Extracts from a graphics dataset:
::::
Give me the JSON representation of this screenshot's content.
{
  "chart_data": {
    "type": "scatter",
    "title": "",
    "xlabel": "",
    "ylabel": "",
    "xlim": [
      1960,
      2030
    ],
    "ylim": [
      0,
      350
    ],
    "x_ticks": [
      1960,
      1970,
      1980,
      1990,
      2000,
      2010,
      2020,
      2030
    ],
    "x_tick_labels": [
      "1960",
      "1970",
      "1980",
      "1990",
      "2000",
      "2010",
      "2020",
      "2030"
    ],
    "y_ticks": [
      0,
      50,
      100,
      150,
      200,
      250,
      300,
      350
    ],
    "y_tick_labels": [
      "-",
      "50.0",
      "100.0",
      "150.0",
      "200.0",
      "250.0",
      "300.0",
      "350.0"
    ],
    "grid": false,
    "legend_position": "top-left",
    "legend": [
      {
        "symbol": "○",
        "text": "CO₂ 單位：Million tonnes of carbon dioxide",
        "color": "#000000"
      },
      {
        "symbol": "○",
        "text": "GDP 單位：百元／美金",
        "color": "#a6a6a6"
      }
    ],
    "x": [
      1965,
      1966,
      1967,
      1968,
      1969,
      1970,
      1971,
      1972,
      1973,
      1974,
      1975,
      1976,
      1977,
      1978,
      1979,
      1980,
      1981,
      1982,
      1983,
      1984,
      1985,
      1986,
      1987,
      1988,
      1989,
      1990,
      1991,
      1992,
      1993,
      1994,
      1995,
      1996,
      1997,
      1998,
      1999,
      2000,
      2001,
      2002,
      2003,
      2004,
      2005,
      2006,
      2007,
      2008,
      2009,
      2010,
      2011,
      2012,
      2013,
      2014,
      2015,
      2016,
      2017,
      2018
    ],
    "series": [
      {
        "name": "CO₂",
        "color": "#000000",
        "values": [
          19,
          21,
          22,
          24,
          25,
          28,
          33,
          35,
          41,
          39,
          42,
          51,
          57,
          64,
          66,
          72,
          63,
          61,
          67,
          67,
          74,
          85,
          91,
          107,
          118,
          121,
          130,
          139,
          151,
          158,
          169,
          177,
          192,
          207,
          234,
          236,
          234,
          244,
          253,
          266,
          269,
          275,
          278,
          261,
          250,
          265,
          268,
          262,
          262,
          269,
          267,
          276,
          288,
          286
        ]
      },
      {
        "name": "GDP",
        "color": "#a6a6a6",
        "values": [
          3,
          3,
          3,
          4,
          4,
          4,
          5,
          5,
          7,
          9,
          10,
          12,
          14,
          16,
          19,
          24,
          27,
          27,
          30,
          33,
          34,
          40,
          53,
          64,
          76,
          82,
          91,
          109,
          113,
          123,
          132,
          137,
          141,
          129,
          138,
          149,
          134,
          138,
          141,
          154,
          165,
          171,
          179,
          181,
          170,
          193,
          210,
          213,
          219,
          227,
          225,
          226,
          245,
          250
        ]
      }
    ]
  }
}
::::
--- What you are asked to do ---
Take every line above carrying "color" and return it.

--- Response ---
        "color": "#000000"
        "color": "#a6a6a6"
        "color": "#000000",
        "color": "#a6a6a6",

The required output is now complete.